-- START OF Listed entries --
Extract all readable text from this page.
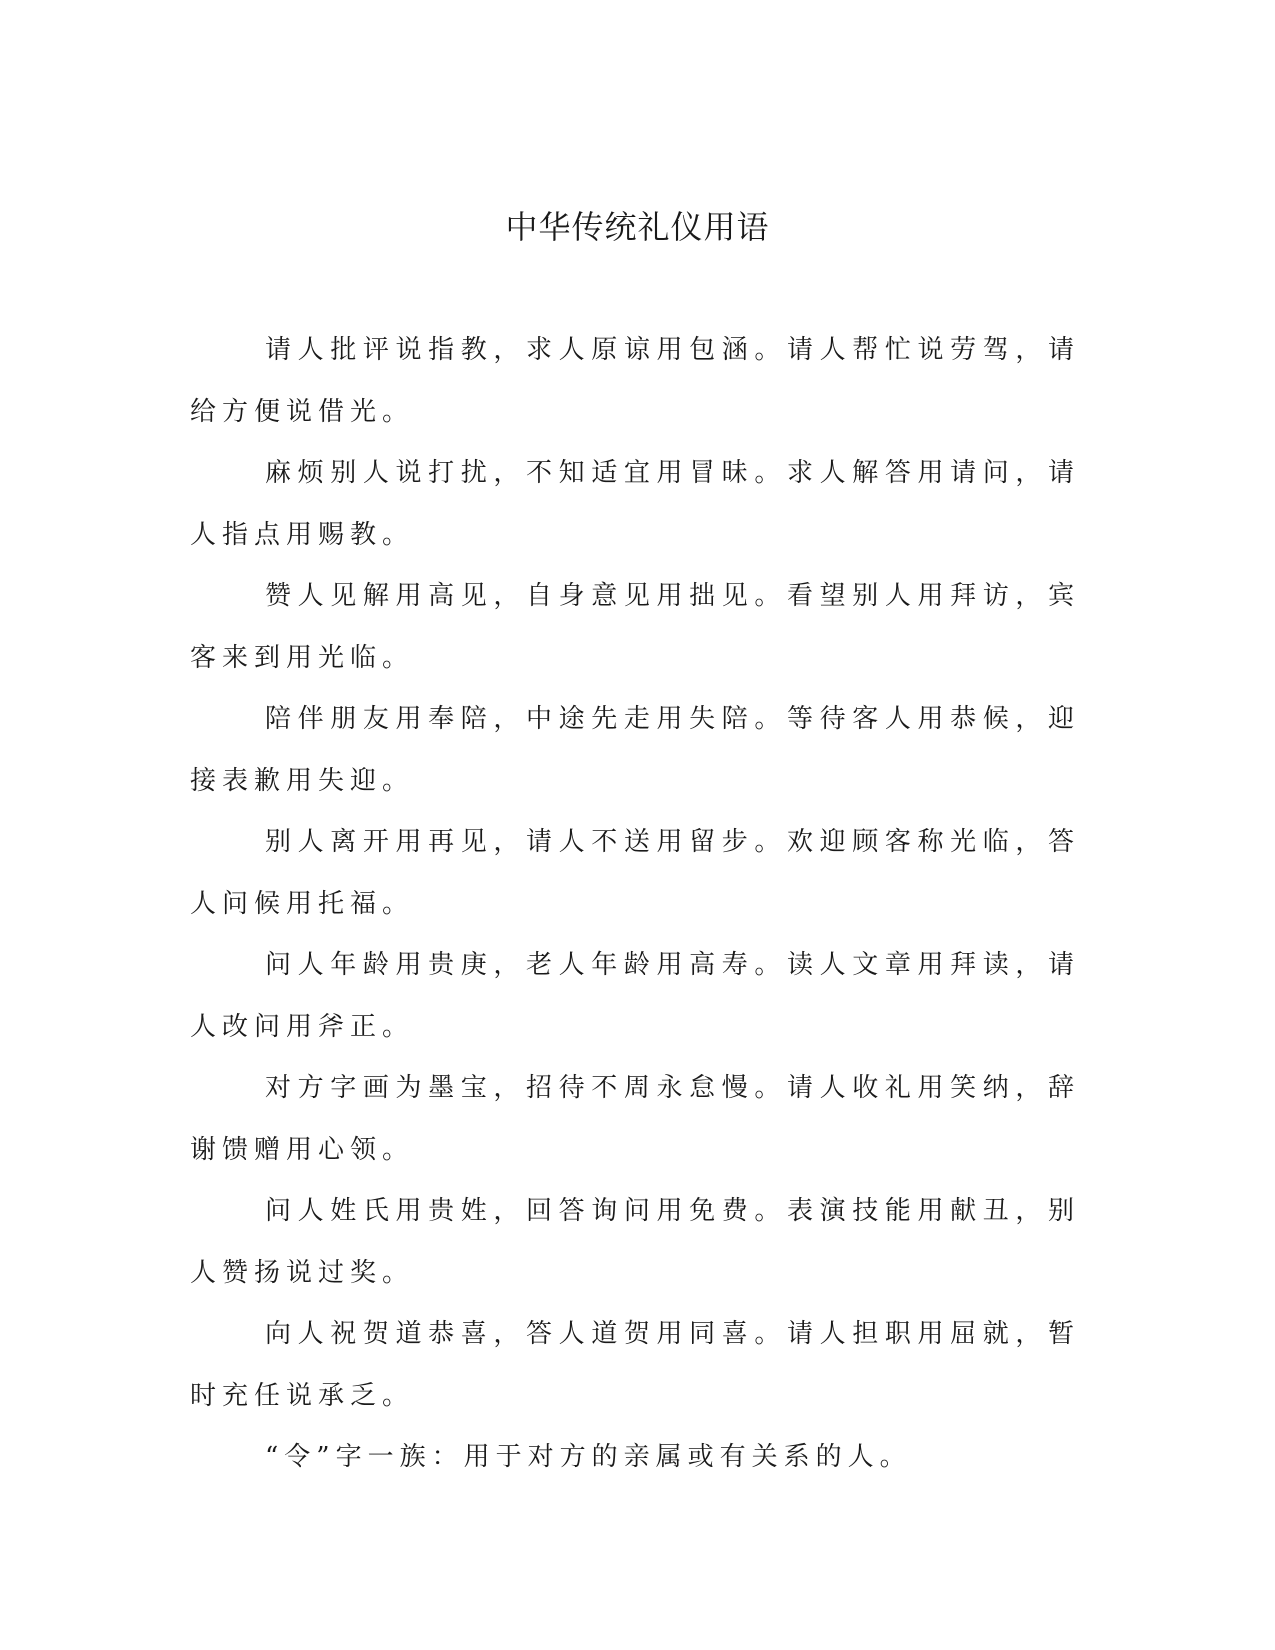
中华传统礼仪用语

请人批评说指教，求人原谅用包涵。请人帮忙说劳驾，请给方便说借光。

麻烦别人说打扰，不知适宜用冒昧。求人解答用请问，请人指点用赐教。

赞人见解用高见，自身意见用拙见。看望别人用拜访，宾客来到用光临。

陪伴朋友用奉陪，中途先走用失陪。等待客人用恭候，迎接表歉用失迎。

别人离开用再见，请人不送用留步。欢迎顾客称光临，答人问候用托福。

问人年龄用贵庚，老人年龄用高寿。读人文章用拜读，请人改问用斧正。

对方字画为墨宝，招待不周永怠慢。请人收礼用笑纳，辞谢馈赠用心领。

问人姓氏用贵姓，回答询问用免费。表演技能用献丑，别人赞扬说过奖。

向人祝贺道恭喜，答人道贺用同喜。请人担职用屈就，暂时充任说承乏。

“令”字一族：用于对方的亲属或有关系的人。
-- END OF Listed entries --
* Given request
Without the pictures, return all the records precisely as they stand.

* Exercise output
Extract all readable text from this page.
中华传统礼仪用语

请人批评说指教，求人原谅用包涵。请人帮忙说劳驾，请给方便说借光。

麻烦别人说打扰，不知适宜用冒昧。求人解答用请问，请人指点用赐教。

赞人见解用高见，自身意见用拙见。看望别人用拜访，宾客来到用光临。

陪伴朋友用奉陪，中途先走用失陪。等待客人用恭候，迎接表歉用失迎。

别人离开用再见，请人不送用留步。欢迎顾客称光临，答人问候用托福。

问人年龄用贵庚，老人年龄用高寿。读人文章用拜读，请人改问用斧正。

对方字画为墨宝，招待不周永怠慢。请人收礼用笑纳，辞谢馈赠用心领。

问人姓氏用贵姓，回答询问用免费。表演技能用献丑，别人赞扬说过奖。

向人祝贺道恭喜，答人道贺用同喜。请人担职用屈就，暂时充任说承乏。

“令”字一族：用于对方的亲属或有关系的人。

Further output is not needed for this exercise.